WHAT IS BEING ASKED:
Locate the lines that hold the string "name". Copy every such line.

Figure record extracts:

START

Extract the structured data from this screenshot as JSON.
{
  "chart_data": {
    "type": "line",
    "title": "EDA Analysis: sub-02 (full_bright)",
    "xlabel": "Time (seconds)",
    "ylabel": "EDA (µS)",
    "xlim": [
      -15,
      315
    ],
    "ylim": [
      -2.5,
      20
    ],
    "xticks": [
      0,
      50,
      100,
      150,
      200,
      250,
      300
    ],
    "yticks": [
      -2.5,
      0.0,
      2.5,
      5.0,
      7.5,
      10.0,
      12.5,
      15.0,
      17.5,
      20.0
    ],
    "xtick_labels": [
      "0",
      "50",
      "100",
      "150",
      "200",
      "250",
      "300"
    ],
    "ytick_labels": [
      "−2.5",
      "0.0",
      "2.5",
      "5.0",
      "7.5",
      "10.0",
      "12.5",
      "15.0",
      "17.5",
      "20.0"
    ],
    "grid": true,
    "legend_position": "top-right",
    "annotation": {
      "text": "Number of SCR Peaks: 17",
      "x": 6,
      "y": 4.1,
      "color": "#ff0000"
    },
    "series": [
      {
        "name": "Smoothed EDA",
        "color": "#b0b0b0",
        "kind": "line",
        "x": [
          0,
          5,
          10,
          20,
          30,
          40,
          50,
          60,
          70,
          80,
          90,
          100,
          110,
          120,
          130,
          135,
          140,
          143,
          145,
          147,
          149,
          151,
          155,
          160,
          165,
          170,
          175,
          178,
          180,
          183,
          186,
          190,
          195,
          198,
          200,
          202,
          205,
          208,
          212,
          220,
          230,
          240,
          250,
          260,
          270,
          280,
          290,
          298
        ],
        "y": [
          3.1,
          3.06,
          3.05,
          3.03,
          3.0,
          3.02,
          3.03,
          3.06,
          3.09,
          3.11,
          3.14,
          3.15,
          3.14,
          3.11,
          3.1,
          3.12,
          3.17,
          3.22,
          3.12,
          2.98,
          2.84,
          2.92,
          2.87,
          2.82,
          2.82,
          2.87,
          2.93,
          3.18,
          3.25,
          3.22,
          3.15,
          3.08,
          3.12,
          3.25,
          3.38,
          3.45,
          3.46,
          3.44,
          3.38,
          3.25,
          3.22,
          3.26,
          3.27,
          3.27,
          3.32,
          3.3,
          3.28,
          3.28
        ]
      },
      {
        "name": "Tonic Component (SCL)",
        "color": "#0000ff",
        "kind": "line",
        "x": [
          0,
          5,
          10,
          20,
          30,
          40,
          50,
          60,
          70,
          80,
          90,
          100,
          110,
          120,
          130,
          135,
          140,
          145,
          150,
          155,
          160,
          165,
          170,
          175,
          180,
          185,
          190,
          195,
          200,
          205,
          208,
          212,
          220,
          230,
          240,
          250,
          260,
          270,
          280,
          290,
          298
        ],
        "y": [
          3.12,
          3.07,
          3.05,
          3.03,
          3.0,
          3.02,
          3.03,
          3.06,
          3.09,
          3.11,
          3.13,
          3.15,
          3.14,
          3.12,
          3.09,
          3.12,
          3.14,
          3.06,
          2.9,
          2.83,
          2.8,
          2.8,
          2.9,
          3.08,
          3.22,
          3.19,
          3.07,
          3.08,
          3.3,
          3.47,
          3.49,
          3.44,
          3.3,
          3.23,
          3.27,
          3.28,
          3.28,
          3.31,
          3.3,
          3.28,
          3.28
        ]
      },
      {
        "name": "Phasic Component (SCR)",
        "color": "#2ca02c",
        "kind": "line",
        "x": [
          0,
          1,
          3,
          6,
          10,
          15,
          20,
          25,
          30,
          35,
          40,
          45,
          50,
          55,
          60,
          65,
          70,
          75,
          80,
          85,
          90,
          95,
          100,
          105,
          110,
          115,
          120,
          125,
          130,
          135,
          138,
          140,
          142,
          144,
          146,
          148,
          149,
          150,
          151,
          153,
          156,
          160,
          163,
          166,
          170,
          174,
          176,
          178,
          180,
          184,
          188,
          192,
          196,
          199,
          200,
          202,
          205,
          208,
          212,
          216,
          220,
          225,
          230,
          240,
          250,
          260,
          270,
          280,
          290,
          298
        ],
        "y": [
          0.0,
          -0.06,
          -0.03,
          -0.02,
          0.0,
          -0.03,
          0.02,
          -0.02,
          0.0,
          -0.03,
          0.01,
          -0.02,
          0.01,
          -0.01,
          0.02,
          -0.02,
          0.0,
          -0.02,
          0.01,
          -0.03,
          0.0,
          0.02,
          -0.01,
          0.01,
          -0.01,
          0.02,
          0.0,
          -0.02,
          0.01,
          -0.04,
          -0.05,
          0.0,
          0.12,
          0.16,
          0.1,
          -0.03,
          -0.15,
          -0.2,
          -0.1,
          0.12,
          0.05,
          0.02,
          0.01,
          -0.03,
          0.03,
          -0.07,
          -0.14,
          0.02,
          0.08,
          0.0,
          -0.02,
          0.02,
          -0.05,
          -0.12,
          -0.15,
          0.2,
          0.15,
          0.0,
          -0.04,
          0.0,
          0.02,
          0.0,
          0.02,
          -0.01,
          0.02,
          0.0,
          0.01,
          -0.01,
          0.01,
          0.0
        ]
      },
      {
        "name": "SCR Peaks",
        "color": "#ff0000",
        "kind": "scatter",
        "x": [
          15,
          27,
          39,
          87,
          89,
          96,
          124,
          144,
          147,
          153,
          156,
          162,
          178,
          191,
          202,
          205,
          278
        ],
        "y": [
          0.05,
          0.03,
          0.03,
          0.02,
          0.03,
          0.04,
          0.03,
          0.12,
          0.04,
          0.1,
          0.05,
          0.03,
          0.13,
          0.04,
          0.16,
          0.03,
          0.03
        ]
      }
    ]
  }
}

END

FINAL ANSWER:
        "name": "Smoothed EDA",
        "name": "Tonic Component (SCL)",
        "name": "Phasic Component (SCR)",
        "name": "SCR Peaks",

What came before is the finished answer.